TASK TO COMPLETE:
Starting at the line that holds "Give me the", restate every line word for word up to and including the last one in the listing below, and omit all pictures.
[SUPPLIED MATERIAL start]
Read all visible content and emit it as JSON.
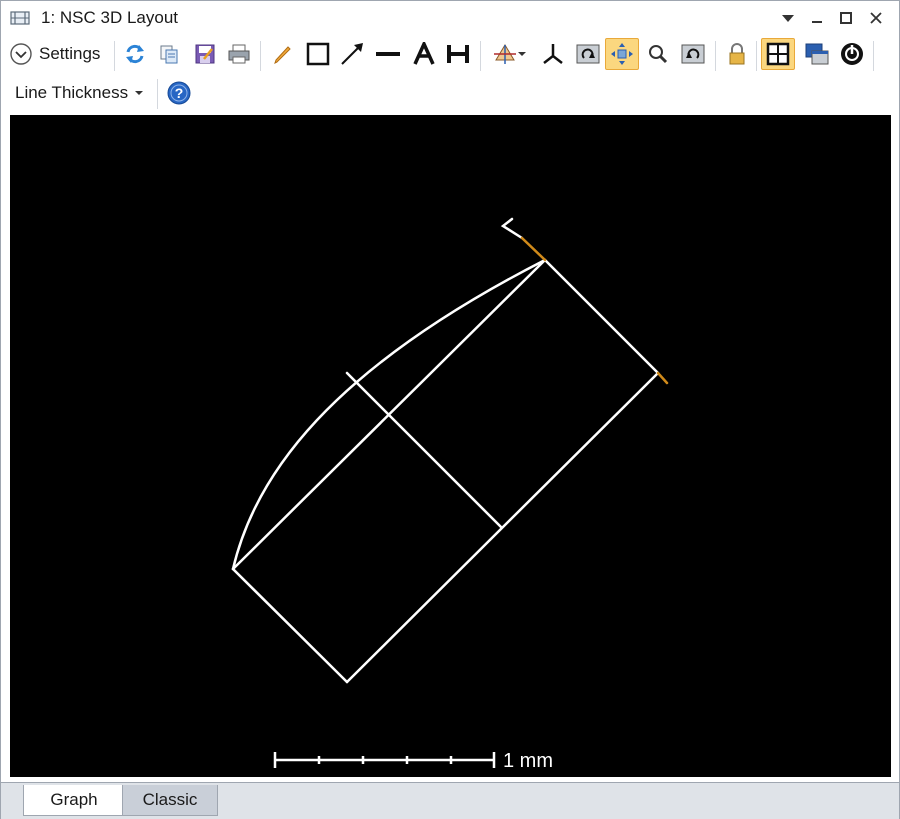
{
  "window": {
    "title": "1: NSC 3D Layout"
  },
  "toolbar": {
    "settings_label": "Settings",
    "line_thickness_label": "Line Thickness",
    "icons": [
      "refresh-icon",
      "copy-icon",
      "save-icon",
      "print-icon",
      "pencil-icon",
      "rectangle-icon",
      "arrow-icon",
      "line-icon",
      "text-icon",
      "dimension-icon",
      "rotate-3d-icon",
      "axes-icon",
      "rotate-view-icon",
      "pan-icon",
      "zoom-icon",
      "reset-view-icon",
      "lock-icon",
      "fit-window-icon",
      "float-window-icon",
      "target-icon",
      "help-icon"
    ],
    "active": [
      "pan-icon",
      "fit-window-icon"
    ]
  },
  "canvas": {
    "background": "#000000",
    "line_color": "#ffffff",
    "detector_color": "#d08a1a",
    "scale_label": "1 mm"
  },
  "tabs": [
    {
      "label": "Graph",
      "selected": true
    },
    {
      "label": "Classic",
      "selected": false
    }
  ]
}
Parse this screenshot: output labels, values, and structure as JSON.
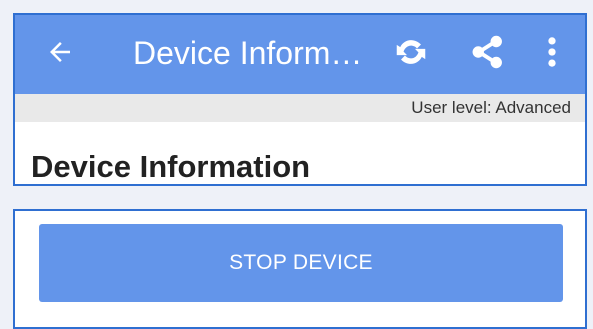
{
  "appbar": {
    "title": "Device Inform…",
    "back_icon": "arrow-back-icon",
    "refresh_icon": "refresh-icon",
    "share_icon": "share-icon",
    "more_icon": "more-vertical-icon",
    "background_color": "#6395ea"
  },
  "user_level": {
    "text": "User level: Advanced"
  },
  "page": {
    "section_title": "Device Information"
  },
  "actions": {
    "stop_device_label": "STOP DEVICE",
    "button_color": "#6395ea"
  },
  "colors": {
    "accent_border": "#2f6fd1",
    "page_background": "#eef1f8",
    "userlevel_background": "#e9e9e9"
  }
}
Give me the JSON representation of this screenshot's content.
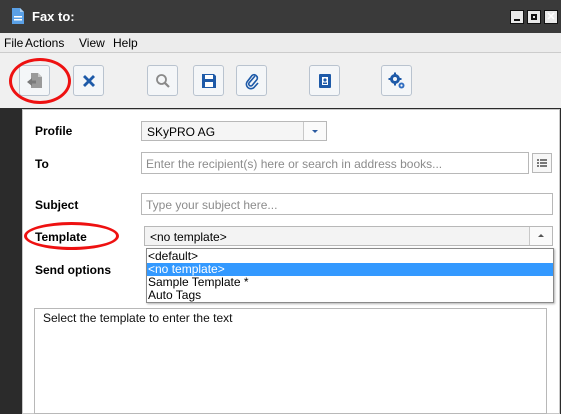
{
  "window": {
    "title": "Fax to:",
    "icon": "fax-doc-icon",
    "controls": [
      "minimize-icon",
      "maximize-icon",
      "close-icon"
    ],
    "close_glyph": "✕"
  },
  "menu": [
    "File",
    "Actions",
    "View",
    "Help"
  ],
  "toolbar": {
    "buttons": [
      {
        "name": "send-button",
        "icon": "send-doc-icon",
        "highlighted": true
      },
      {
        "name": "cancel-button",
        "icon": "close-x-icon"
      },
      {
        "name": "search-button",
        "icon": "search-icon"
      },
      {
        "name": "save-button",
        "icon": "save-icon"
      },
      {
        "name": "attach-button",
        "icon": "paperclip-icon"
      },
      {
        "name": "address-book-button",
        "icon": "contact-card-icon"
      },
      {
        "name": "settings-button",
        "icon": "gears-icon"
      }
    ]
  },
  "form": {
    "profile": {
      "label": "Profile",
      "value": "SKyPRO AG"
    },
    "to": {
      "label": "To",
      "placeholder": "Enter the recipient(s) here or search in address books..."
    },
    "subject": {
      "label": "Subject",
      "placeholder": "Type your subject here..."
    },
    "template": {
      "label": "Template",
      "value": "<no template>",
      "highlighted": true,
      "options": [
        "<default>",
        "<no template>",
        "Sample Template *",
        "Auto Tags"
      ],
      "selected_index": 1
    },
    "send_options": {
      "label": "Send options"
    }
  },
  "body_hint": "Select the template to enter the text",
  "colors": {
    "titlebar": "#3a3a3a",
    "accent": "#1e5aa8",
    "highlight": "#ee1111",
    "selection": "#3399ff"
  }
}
[SUPPLIED MATERIAL end]
SOLUTION BELOW:
Give me the JSON representation of this screenshot's content.
{
  "window": {
    "title": "Fax to:",
    "icon": "fax-doc-icon",
    "controls": [
      "minimize-icon",
      "maximize-icon",
      "close-icon"
    ],
    "close_glyph": "✕"
  },
  "menu": [
    "File",
    "Actions",
    "View",
    "Help"
  ],
  "toolbar": {
    "buttons": [
      {
        "name": "send-button",
        "icon": "send-doc-icon",
        "highlighted": true
      },
      {
        "name": "cancel-button",
        "icon": "close-x-icon"
      },
      {
        "name": "search-button",
        "icon": "search-icon"
      },
      {
        "name": "save-button",
        "icon": "save-icon"
      },
      {
        "name": "attach-button",
        "icon": "paperclip-icon"
      },
      {
        "name": "address-book-button",
        "icon": "contact-card-icon"
      },
      {
        "name": "settings-button",
        "icon": "gears-icon"
      }
    ]
  },
  "form": {
    "profile": {
      "label": "Profile",
      "value": "SKyPRO AG"
    },
    "to": {
      "label": "To",
      "placeholder": "Enter the recipient(s) here or search in address books..."
    },
    "subject": {
      "label": "Subject",
      "placeholder": "Type your subject here..."
    },
    "template": {
      "label": "Template",
      "value": "<no template>",
      "highlighted": true,
      "options": [
        "<default>",
        "<no template>",
        "Sample Template *",
        "Auto Tags"
      ],
      "selected_index": 1
    },
    "send_options": {
      "label": "Send options"
    }
  },
  "body_hint": "Select the template to enter the text",
  "colors": {
    "titlebar": "#3a3a3a",
    "accent": "#1e5aa8",
    "highlight": "#ee1111",
    "selection": "#3399ff"
  }
}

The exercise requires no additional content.